═════ Text passage ═════

Royal Canadian Navy Escort Maintenance Ships (Cape Class), Icebreaker (Wind Class), Surveyor, Diving Support Ship and Yard Diving Tenders, 1950–1989

RCN 1950–1989, Escort Maintenance Ships (Cape Class), Icebreaker (Wind Class), Surveyor, Diving Support Ship and Yard Diving Tenders

Escort Maintenance ships (Cape Class)

HMCS Cape Breton (ARE 100); HMCS Cape Scott (ARE 101)

HMCS Cape Breton (ARE 100)

(DND Photo via CFB Esquimalt Naval Museum)

HMCS Cape Breton ARE 100 was an RCN Cape-class escort maintenance ship.  She was originally built for the Royal Navy as HMS Flamborough Head in 1944.  She was transferred to the RCN in 1952, and commissioned on 31 Jan 1953 as the second ship to bear the name Cape Breton.  She served operationally from 1953 to 1964, when she was laid up.

She served at Halifax until 25 Aug 1958 as a repair ship and training establishment for technical apprentices.  Converted to an escort maintenance ship at Esquimalt, HMCS Cape Breton was commissioned there on 16 Nov 1959 for service on the West coast.  On 10 Feb 1964, HMCS Cape Breton was paid off into reserve and subsequently functioned as a towed mobile support facility and accommodation vessel at Esquimalt, until replaced by a shore building in 1993.  Sold to the Artificial Reef Society of British Columbia, she was sunk as a sport-divers’ wreck on 20 Oct 2001 off Snake Island, near Nanaimo.

═════

- _Tasks to carry out_
1. Reproduce the part of the Royal Canadian Navy ship history that starts with "She served at" and goes on through "Island, near Nanaimo.".
2. Continue the Royal Canadian Navy ship history from where it stops.

═════ Rows ═════

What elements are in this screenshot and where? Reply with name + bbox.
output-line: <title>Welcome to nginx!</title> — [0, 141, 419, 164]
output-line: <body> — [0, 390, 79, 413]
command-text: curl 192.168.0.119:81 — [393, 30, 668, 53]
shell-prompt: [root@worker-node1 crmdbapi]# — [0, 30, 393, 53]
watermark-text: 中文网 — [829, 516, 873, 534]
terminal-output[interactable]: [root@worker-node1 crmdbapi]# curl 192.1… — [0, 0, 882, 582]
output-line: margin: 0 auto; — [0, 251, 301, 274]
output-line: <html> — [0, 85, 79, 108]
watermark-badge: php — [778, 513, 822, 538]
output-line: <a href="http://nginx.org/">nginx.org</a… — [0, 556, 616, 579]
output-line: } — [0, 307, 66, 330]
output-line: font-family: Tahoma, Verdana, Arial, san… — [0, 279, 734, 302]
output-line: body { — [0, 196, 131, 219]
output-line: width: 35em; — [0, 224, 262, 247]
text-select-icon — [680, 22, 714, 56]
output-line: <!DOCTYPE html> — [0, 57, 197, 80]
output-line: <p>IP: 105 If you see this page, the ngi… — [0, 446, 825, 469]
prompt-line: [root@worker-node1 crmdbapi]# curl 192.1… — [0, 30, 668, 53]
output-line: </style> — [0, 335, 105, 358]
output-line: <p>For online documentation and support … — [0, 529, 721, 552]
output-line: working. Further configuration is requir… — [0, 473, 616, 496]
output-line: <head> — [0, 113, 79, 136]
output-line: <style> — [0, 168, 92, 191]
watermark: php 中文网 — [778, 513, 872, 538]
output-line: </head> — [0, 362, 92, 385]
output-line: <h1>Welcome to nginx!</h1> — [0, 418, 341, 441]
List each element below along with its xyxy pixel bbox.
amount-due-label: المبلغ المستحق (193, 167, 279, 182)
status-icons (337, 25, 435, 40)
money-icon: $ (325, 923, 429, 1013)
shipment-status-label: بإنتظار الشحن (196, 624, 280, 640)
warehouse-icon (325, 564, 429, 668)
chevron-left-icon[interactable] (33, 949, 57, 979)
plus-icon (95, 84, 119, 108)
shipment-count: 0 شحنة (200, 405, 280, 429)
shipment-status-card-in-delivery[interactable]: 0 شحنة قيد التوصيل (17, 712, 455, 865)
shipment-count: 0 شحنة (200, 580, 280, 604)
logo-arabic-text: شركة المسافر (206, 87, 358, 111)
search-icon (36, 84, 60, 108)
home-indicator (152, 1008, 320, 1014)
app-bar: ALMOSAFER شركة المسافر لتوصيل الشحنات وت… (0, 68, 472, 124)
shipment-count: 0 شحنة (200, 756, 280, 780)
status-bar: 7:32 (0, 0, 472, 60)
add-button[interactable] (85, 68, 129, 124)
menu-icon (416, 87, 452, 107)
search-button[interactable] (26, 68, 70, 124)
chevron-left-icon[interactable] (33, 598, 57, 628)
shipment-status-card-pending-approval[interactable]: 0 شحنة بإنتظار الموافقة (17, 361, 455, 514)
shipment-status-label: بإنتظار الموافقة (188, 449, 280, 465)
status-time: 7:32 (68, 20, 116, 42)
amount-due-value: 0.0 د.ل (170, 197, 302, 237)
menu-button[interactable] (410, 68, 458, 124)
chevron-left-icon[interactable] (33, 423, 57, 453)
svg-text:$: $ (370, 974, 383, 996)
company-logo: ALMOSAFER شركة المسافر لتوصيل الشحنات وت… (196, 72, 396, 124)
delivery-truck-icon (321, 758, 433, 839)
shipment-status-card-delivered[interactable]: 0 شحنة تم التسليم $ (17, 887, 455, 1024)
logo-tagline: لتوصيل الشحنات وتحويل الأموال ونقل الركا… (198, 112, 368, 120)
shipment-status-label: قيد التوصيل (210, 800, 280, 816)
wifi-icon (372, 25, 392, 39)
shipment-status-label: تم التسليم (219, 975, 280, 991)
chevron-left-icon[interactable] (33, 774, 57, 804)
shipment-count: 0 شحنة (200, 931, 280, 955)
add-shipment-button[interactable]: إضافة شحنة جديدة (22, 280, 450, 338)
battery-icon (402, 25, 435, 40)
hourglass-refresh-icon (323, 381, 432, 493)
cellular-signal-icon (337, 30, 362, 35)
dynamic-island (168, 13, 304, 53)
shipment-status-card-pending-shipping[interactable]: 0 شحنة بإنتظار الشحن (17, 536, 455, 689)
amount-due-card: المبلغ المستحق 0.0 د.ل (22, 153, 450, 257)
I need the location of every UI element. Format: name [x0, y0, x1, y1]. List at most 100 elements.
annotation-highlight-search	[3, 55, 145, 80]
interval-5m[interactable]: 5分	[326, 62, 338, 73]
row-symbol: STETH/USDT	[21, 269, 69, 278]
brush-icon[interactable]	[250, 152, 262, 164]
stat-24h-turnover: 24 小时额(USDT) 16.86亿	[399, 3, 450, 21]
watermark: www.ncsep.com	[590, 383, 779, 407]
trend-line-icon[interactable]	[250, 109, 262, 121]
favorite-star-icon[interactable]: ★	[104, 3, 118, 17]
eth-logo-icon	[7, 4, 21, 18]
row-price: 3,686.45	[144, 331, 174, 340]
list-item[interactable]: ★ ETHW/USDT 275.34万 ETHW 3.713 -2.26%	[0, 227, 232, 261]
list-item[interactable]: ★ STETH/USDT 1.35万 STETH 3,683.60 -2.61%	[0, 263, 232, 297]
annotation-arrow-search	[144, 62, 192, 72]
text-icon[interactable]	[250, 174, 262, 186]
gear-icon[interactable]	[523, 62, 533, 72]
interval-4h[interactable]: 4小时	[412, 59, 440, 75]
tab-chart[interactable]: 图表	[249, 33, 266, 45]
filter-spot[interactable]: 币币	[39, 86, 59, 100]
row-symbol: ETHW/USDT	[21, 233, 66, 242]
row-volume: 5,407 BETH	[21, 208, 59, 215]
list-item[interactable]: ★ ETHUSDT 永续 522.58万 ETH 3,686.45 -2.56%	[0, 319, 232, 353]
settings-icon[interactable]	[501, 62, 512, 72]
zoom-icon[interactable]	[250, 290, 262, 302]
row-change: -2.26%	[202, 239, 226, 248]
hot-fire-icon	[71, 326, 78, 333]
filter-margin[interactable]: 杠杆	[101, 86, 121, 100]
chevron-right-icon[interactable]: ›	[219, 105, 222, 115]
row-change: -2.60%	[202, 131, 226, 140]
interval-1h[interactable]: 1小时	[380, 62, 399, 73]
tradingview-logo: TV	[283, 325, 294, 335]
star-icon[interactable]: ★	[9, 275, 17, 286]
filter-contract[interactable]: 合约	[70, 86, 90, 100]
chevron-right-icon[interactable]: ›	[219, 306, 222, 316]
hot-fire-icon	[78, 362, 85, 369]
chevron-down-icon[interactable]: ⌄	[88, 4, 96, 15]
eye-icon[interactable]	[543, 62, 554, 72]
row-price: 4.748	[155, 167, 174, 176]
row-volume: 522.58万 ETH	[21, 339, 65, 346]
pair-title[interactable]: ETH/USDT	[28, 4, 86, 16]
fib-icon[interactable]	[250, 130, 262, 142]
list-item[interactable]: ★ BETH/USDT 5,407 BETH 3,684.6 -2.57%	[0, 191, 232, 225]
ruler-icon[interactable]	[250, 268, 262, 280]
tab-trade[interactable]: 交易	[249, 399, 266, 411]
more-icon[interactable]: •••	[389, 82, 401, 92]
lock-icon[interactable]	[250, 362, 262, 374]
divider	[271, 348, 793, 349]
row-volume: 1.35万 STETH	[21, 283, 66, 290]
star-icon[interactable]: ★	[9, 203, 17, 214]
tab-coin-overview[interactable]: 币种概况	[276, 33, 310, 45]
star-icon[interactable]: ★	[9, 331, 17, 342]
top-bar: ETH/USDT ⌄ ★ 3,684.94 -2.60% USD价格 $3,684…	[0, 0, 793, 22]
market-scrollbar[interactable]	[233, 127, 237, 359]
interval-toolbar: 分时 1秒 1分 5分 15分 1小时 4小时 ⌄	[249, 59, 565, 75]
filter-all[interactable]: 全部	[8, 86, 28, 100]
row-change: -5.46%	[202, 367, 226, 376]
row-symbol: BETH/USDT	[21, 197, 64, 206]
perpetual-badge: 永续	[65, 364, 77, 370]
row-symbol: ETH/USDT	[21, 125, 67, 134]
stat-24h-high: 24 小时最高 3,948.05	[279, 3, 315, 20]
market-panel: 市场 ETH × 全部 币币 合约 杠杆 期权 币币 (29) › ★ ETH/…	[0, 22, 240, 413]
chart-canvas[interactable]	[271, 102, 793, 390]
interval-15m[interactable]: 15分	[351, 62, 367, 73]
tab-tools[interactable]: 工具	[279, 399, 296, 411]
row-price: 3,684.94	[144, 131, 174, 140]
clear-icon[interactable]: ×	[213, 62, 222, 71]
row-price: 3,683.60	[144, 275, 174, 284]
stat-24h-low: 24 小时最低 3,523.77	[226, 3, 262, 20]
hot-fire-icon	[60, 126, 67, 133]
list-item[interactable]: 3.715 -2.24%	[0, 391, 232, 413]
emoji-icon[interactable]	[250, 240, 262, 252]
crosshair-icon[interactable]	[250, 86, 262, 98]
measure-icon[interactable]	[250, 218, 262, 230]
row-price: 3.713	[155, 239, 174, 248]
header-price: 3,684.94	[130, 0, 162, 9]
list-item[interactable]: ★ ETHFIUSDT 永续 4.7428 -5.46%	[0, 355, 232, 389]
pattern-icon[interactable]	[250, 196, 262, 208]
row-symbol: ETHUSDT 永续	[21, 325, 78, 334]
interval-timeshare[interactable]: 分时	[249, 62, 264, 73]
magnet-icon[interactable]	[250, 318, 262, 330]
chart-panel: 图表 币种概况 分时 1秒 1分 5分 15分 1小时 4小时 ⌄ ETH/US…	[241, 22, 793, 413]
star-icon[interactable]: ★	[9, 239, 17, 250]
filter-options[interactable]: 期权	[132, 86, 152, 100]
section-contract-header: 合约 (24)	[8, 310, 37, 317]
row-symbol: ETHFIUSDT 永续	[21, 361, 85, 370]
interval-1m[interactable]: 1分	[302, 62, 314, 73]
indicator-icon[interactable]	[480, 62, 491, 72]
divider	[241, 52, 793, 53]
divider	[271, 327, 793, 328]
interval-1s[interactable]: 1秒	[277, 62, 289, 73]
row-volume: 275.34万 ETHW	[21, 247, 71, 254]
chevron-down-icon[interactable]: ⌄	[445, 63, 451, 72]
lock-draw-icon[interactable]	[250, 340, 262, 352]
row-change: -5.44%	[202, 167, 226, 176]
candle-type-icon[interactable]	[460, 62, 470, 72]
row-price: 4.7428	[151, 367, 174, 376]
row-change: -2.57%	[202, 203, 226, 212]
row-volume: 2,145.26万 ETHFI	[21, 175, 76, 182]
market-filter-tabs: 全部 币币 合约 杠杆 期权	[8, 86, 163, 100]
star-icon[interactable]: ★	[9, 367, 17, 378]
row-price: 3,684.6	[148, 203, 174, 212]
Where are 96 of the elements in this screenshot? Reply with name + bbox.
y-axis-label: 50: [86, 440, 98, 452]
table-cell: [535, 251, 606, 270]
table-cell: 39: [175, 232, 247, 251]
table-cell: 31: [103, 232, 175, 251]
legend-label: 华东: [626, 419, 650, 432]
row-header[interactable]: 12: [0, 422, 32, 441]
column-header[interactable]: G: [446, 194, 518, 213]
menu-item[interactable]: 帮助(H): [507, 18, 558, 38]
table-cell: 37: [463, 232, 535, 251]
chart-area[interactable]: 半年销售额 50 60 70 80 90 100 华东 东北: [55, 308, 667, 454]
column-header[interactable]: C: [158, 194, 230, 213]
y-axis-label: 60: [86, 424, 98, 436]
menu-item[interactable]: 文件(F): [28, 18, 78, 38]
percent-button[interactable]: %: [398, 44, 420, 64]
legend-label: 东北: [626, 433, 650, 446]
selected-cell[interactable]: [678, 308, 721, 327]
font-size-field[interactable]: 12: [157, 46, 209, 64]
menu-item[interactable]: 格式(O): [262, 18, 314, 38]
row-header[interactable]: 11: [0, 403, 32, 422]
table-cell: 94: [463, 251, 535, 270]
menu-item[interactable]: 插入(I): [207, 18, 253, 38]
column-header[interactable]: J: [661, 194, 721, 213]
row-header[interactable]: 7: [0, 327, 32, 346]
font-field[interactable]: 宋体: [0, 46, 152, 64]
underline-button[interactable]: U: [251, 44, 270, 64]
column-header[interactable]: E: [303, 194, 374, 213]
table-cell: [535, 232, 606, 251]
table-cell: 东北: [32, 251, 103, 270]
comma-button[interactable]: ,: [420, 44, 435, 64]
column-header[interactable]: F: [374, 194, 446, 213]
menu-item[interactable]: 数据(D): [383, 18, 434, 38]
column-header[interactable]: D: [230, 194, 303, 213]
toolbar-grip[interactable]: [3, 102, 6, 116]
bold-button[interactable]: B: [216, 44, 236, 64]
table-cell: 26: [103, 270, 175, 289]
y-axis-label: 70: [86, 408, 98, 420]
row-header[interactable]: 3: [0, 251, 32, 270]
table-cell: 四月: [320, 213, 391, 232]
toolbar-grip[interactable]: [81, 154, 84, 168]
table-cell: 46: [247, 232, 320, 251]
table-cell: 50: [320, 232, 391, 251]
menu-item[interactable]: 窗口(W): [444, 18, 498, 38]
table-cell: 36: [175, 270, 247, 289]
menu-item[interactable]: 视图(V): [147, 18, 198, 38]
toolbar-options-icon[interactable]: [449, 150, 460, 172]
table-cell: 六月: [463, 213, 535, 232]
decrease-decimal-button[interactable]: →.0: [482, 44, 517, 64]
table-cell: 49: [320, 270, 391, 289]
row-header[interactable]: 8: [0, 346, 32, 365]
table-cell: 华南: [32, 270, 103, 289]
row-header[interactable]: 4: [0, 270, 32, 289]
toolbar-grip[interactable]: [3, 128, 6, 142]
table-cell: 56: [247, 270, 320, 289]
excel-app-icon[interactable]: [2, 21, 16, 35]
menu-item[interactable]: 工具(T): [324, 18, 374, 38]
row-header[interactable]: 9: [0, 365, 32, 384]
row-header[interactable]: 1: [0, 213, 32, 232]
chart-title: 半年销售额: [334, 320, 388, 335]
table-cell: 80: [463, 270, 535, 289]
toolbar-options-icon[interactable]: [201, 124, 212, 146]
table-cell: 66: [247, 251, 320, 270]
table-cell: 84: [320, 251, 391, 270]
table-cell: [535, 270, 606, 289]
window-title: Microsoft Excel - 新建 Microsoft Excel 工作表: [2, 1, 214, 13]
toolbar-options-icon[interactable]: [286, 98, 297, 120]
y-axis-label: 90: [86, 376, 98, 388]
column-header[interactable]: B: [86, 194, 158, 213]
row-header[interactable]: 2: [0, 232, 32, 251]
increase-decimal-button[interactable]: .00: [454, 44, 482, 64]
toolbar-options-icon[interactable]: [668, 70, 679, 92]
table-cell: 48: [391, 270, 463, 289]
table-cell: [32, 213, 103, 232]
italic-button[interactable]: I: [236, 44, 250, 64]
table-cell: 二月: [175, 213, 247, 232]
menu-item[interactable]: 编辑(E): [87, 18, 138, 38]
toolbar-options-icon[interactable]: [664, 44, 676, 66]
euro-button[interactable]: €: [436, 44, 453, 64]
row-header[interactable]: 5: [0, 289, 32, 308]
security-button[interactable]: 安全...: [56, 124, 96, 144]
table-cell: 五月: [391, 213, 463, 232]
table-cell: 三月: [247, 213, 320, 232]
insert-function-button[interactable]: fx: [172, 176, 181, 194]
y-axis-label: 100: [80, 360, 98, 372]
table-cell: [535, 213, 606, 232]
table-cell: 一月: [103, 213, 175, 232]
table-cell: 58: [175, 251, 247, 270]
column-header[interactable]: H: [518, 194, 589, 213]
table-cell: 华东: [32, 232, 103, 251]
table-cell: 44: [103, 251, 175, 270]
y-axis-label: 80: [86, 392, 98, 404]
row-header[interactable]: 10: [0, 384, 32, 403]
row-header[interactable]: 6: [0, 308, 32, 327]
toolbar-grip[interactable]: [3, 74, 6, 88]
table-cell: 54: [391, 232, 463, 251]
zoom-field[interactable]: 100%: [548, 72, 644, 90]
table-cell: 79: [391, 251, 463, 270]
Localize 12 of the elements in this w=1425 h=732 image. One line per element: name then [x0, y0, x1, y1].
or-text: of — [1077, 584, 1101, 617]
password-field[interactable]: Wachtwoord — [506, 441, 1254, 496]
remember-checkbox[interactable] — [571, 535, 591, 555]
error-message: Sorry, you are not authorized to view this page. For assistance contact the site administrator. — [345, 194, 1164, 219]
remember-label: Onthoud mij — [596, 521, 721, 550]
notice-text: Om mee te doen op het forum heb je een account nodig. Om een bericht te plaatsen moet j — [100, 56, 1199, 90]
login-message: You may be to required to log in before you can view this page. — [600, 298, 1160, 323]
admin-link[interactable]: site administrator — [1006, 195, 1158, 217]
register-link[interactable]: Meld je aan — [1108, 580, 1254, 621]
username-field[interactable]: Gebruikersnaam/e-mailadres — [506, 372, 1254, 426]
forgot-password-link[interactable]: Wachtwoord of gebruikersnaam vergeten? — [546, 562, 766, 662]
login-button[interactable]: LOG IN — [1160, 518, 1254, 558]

═════

- _Responses in order_
1.
She served at Halifax until 25 Aug 1958 as a repair ship and training establishment for technical apprentices.  Converted to an escort maintenance ship at Esquimalt, HMCS Cape Breton was commissioned there on 16 Nov 1959 for service on the West coast.  On 10 Feb 1964, HMCS Cape Breton was paid off into reserve and subsequently functioned as a towed mobile support facility and accommodation vessel at Esquimalt, until replaced by a shore building in 1993.  Sold to the Artificial Reef Society of British Columbia, she was sunk as a sport-divers’ wreck on 20 Oct 2001 off Snake Island, near Nanaimo.

2.
(City of Vancouver Archives,  Walter E. Frost Photo, AM1506-S3-3-: CVA 447-3803)

HMCS Cape Breton ARE 100, dockside, 19 Aug 1961.


(DND Photo)

HMCS Cape Breton ARE 100.

(IWM Photo, FL 13145)

HMCS Cape Breton ARE 100 as HMS Flamborough Head ca 1945.

(DND Photo)

HMCS Cape Breton ARE 100, departing Esquimalt Harbour, BC, ca Sep 1962.

(DND Photo)

HMCS Cape Breton ARE 100

(Grant Sinclair Photo)

HMCS Cape Breton ARE 100 leaving Pearl Harbor, Nov 1963.

(DND Photo)

HMCS Cape Breton ARE 100.

HMCS Cape Scott (ARE 101)

(Claus Mathes Photo)

HMCS Cape Scott (ARE 101)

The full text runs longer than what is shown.